Data under study.
§ §

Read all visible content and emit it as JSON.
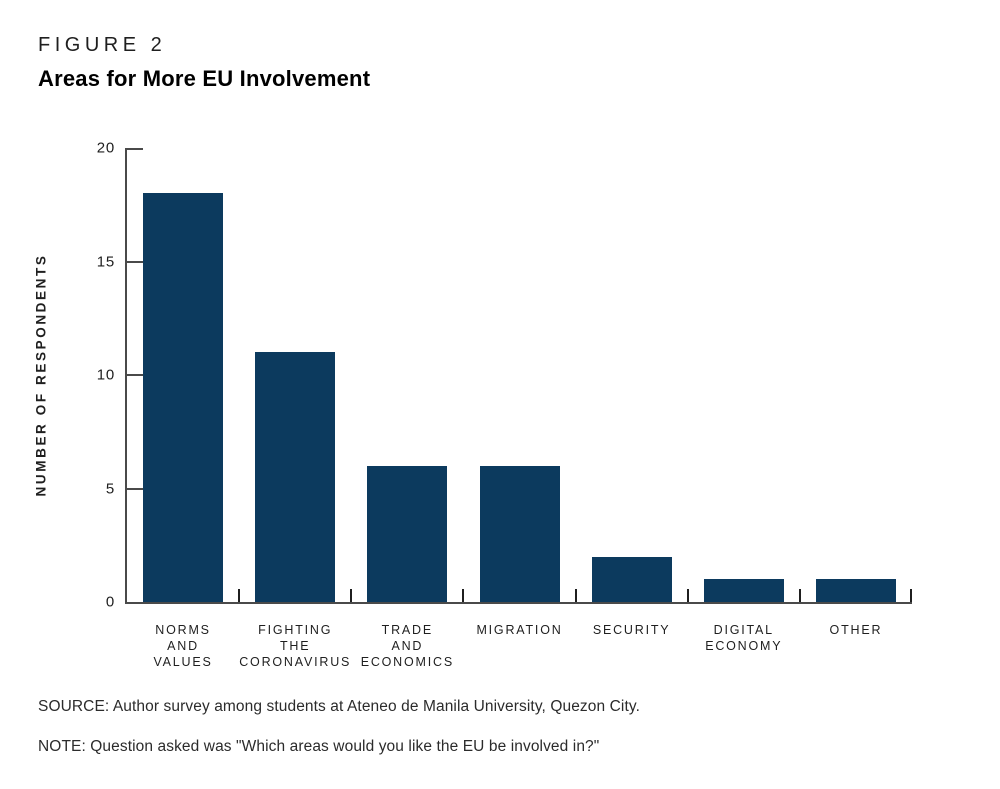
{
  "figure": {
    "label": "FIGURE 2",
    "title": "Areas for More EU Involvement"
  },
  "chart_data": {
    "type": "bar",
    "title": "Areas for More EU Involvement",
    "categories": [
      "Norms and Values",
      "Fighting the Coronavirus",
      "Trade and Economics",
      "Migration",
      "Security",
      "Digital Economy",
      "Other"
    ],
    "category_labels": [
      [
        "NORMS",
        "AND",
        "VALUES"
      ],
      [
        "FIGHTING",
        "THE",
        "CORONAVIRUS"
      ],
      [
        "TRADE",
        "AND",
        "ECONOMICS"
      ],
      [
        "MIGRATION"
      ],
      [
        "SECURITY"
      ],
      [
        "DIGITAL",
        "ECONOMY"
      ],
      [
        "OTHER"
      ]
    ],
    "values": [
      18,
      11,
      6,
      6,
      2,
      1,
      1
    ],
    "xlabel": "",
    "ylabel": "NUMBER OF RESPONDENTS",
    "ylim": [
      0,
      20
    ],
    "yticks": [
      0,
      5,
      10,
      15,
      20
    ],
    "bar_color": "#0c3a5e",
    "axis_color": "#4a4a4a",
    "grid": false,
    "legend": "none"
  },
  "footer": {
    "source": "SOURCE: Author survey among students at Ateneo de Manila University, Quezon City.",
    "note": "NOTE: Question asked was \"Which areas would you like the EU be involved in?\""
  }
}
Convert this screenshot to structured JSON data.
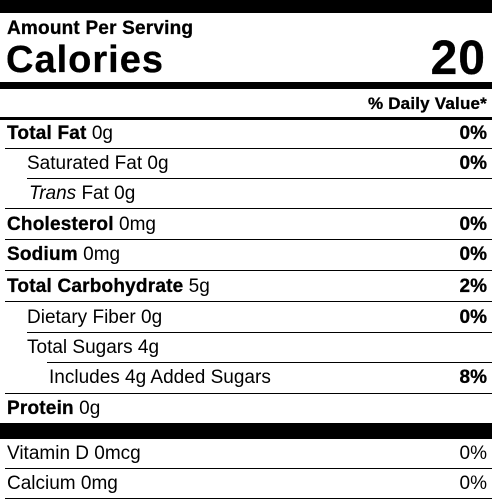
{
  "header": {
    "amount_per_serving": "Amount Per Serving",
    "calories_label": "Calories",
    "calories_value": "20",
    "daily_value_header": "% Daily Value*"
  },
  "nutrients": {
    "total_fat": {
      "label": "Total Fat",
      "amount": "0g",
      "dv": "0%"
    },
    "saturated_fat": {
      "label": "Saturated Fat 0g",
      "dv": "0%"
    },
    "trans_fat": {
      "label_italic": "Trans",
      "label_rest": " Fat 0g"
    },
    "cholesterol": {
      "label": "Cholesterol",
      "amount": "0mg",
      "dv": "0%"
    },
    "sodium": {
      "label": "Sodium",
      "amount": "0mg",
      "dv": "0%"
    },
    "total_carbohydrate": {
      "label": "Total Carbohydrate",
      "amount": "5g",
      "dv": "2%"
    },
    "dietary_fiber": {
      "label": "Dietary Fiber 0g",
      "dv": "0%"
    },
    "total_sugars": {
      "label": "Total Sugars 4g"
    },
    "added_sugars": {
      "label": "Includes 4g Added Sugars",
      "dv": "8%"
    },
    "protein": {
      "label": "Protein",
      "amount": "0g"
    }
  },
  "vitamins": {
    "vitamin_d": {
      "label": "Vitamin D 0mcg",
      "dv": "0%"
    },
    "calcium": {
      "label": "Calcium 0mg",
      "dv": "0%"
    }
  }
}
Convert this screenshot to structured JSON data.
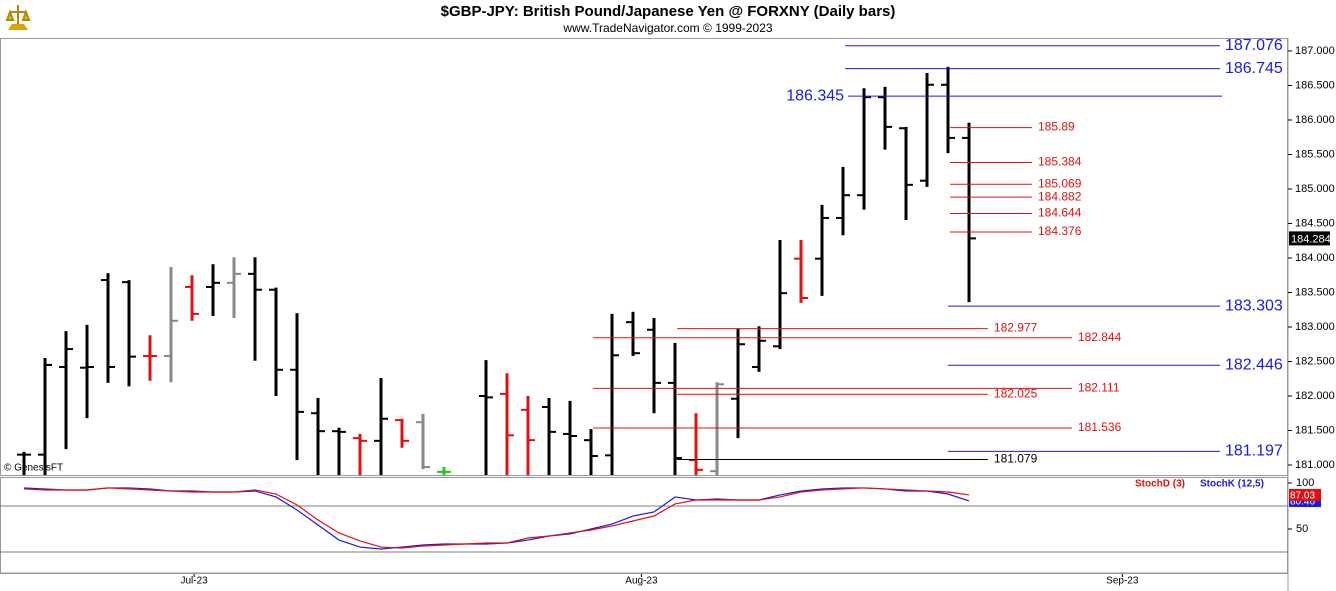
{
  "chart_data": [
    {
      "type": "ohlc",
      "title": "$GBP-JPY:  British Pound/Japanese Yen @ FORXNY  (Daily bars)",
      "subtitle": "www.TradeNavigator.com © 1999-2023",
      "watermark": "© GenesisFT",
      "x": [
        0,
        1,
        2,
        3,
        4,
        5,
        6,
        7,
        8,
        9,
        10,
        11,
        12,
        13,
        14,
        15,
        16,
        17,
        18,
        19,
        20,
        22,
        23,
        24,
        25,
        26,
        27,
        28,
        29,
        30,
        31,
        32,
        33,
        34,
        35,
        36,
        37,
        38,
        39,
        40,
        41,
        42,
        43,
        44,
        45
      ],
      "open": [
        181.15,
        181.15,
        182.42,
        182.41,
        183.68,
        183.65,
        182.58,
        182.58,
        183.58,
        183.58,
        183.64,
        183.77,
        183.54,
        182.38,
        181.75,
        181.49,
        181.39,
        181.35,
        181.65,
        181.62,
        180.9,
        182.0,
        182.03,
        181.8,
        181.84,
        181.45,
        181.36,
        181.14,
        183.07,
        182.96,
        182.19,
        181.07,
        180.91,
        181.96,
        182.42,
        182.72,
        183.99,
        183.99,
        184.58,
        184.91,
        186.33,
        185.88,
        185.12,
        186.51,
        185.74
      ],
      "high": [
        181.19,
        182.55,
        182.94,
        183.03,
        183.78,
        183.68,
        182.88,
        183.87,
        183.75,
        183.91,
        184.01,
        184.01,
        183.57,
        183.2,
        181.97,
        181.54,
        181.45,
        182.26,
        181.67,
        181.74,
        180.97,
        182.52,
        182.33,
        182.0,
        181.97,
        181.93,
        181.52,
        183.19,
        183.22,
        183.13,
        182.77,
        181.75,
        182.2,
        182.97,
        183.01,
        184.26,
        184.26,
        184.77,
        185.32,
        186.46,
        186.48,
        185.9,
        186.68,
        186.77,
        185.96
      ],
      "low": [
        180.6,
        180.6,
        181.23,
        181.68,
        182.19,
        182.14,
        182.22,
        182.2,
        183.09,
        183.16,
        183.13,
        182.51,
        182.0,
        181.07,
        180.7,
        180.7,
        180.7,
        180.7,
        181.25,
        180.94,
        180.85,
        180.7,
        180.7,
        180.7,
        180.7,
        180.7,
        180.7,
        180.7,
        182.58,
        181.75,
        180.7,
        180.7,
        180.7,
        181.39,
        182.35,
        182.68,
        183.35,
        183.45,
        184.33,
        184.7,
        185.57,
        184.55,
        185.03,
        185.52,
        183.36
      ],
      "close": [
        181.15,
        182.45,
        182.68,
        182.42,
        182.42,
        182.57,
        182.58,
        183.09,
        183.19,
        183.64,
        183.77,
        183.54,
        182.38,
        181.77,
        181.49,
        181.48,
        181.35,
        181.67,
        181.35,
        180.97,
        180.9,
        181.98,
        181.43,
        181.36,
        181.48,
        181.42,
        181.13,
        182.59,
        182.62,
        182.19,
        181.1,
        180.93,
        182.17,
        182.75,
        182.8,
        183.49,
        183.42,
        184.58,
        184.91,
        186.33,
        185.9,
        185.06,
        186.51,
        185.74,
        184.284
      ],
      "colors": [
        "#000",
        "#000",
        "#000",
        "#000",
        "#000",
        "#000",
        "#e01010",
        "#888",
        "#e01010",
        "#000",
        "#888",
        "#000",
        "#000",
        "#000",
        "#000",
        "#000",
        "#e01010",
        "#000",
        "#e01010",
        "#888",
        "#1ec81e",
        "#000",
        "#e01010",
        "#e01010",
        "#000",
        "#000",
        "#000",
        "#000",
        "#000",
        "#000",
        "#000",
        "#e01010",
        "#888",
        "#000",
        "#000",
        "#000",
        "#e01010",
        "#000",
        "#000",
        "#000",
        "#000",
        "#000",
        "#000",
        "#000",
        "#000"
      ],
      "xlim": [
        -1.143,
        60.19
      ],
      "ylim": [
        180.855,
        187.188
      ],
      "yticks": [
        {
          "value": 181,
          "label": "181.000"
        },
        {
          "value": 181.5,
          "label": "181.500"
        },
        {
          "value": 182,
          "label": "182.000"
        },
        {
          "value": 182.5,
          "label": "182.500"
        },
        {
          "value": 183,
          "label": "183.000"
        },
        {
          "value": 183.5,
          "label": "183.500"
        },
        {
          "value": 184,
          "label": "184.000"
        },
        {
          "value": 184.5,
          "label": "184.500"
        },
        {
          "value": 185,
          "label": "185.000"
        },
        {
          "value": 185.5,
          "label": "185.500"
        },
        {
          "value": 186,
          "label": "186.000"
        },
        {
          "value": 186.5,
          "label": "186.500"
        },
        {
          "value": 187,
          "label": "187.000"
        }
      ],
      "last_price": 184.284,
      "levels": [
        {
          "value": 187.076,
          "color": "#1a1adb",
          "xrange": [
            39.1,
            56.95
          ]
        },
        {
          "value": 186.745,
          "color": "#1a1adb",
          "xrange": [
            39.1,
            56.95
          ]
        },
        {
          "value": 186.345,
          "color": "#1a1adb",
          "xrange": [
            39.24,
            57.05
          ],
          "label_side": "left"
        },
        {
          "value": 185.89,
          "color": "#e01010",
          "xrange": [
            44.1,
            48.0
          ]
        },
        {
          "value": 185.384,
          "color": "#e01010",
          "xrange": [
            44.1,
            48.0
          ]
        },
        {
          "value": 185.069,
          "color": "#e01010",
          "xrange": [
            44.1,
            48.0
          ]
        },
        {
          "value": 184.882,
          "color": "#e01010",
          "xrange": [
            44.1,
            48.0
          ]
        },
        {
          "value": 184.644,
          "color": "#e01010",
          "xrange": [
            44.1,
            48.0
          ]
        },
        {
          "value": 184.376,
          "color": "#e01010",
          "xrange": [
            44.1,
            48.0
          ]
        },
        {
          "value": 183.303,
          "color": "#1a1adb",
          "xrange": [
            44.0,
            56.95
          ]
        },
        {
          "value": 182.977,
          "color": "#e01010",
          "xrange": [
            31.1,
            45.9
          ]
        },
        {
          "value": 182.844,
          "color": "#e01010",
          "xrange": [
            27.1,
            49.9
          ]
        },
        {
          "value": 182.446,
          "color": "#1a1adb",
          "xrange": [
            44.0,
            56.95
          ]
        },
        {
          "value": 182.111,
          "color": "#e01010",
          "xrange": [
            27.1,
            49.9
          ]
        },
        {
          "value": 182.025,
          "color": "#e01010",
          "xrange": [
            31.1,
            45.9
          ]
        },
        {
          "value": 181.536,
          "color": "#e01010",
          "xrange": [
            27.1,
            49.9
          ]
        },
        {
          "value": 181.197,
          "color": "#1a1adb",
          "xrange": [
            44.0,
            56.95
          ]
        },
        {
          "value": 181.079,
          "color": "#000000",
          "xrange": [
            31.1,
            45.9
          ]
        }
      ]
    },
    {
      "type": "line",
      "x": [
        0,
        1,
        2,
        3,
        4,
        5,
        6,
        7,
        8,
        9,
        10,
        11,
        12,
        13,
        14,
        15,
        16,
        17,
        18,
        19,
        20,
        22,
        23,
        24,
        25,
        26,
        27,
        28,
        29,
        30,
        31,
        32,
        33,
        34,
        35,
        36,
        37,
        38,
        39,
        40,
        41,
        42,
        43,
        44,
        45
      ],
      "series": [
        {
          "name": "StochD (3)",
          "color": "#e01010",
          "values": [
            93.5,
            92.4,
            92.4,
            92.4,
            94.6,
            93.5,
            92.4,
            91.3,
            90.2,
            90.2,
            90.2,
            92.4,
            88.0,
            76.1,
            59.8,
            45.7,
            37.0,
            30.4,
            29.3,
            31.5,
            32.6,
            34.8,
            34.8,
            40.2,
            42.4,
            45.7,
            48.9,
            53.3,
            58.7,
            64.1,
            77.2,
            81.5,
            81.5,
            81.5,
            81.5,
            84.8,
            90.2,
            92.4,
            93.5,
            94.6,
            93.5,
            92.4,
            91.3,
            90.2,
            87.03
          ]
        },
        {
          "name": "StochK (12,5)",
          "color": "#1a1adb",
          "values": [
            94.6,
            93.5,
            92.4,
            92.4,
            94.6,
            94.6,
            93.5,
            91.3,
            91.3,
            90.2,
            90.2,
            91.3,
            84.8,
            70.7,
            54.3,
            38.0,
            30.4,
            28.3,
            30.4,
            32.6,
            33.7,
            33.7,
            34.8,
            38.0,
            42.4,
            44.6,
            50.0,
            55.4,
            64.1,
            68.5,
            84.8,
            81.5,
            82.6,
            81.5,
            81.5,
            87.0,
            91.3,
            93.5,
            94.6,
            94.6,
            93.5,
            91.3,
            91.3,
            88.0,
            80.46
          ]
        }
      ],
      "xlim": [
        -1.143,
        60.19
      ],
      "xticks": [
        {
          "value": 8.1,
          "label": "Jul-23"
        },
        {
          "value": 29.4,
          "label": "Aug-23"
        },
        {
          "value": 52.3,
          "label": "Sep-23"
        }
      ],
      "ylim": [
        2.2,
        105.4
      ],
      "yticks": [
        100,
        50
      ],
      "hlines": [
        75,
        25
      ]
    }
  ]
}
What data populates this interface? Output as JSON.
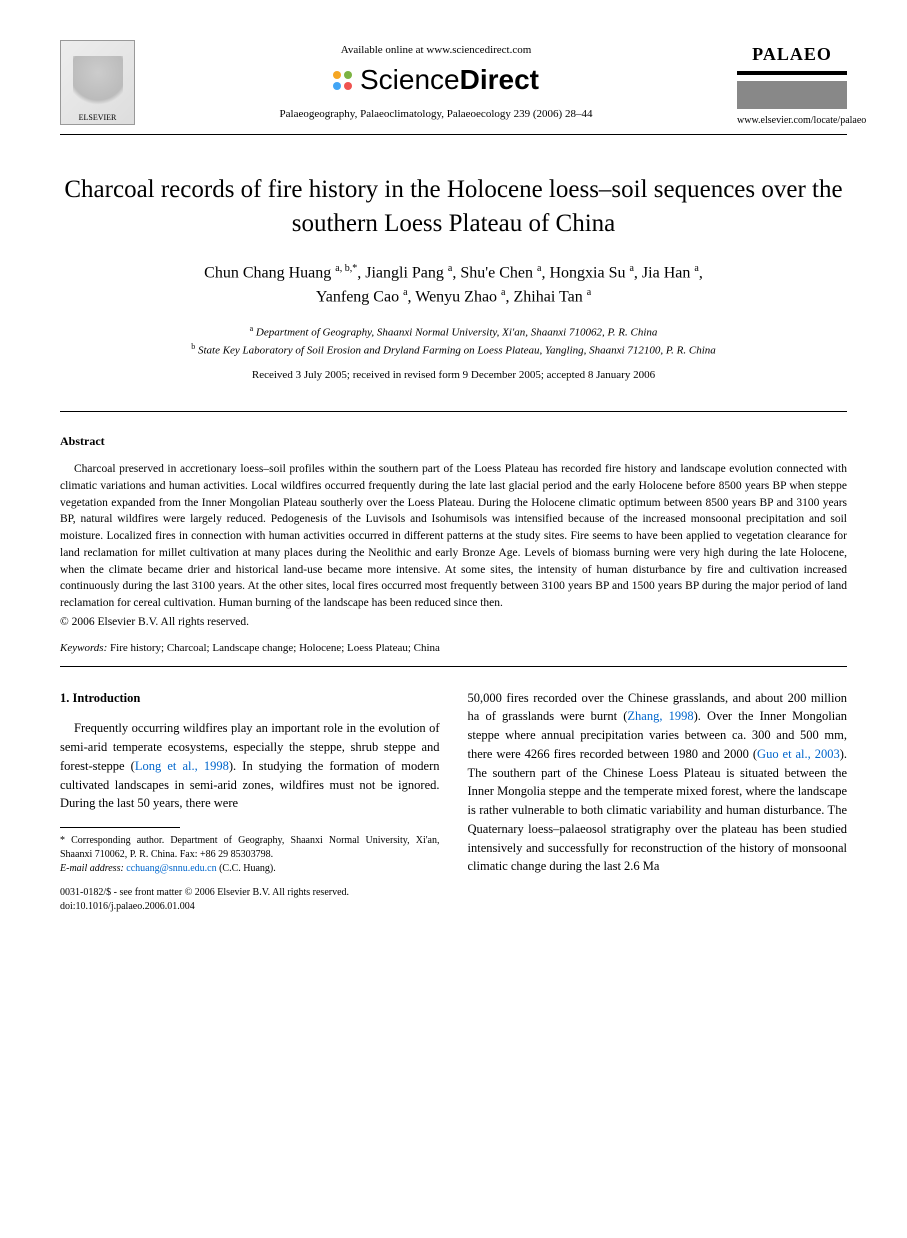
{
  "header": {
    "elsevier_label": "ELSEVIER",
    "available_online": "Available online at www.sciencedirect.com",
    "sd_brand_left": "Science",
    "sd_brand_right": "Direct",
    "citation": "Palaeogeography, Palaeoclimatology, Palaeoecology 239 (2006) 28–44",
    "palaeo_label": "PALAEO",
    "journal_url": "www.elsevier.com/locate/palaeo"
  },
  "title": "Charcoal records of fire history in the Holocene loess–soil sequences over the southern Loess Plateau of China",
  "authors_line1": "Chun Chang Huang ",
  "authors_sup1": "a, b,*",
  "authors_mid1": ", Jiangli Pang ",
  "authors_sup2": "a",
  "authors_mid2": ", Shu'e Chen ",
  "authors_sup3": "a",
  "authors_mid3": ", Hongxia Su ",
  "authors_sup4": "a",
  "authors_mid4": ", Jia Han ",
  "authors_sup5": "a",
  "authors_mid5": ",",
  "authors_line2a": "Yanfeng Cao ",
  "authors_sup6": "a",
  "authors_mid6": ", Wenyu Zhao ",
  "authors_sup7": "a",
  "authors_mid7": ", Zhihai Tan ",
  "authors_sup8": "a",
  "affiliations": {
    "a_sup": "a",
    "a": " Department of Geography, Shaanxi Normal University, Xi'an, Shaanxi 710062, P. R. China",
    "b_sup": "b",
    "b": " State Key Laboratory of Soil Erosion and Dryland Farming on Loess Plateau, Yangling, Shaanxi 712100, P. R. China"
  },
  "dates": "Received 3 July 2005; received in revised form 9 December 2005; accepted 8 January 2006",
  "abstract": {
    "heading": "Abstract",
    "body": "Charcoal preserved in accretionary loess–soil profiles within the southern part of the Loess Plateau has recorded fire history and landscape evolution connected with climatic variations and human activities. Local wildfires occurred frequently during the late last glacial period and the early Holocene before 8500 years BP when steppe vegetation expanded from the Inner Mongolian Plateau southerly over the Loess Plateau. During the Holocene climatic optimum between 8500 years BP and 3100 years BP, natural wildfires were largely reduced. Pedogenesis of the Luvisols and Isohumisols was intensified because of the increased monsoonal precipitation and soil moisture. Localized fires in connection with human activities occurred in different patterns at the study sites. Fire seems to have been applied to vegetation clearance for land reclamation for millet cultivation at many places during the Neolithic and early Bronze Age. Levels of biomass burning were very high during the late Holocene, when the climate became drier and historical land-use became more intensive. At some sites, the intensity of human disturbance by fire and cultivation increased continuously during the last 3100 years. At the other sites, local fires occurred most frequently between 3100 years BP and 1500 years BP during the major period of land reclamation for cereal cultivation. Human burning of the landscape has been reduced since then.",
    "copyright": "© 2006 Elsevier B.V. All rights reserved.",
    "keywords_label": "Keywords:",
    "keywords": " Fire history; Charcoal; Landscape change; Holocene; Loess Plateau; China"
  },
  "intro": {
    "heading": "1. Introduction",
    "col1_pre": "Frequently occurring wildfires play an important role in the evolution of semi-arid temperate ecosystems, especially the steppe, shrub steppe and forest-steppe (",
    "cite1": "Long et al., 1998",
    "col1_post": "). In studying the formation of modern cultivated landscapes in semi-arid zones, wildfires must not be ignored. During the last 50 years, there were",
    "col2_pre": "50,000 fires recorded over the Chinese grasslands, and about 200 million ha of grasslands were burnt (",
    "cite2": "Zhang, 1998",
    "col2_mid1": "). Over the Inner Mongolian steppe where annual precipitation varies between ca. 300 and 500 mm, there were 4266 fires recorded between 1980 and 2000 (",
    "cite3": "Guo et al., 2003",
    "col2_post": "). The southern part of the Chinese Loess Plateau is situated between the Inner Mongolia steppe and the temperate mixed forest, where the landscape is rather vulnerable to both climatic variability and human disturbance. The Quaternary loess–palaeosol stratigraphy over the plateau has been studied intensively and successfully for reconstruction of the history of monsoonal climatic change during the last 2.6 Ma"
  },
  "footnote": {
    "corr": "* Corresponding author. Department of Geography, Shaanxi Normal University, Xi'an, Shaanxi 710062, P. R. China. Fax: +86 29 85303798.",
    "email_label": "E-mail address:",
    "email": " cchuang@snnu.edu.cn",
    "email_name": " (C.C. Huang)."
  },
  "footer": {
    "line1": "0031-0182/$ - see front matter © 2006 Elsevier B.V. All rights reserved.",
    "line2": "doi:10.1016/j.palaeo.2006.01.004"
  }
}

§ §

Exercise description. Copy each line in the data that holds the word "arid".

Exercise output.
    "col1_pre": "Frequently occurring wildfires play an important role in the evolution of semi-arid temperate ecosystems, especially the steppe, shrub steppe and forest-steppe (",
    "col1_post": "). In studying the formation of modern cultivated landscapes in semi-arid zones, wildfires must not be ignored. During the last 50 years, there were",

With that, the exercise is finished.